--- EXERCISE DATA Enclosed Below ---
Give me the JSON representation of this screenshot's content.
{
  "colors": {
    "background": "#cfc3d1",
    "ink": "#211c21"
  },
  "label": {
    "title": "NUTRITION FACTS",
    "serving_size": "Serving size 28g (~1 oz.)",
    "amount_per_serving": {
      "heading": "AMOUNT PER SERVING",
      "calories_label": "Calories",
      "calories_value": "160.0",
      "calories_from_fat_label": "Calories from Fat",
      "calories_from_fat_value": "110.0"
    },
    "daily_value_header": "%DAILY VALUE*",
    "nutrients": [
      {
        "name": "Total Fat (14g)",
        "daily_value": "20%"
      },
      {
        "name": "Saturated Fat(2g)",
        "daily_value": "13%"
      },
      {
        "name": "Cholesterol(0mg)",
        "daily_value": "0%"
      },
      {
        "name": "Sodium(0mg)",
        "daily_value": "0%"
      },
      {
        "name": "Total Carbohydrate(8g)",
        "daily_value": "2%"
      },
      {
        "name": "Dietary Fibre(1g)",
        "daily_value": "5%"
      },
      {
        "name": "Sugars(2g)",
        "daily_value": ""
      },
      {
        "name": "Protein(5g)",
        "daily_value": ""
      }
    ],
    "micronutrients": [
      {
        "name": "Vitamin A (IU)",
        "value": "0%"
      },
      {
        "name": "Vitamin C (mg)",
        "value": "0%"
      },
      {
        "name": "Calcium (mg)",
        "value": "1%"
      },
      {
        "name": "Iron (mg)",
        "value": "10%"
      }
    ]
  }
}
--- End of Enclosed EXERCISE DATA ---
WHAT YOU WILL DO
Keeping each line intact, set down the entire listing once more.

YOUR RESPONSE
Give me the JSON representation of this screenshot's content.
{
  "colors": {
    "background": "#cfc3d1",
    "ink": "#211c21"
  },
  "label": {
    "title": "NUTRITION FACTS",
    "serving_size": "Serving size 28g (~1 oz.)",
    "amount_per_serving": {
      "heading": "AMOUNT PER SERVING",
      "calories_label": "Calories",
      "calories_value": "160.0",
      "calories_from_fat_label": "Calories from Fat",
      "calories_from_fat_value": "110.0"
    },
    "daily_value_header": "%DAILY VALUE*",
    "nutrients": [
      {
        "name": "Total Fat (14g)",
        "daily_value": "20%"
      },
      {
        "name": "Saturated Fat(2g)",
        "daily_value": "13%"
      },
      {
        "name": "Cholesterol(0mg)",
        "daily_value": "0%"
      },
      {
        "name": "Sodium(0mg)",
        "daily_value": "0%"
      },
      {
        "name": "Total Carbohydrate(8g)",
        "daily_value": "2%"
      },
      {
        "name": "Dietary Fibre(1g)",
        "daily_value": "5%"
      },
      {
        "name": "Sugars(2g)",
        "daily_value": ""
      },
      {
        "name": "Protein(5g)",
        "daily_value": ""
      }
    ],
    "micronutrients": [
      {
        "name": "Vitamin A (IU)",
        "value": "0%"
      },
      {
        "name": "Vitamin C (mg)",
        "value": "0%"
      },
      {
        "name": "Calcium (mg)",
        "value": "1%"
      },
      {
        "name": "Iron (mg)",
        "value": "10%"
      }
    ]
  }
}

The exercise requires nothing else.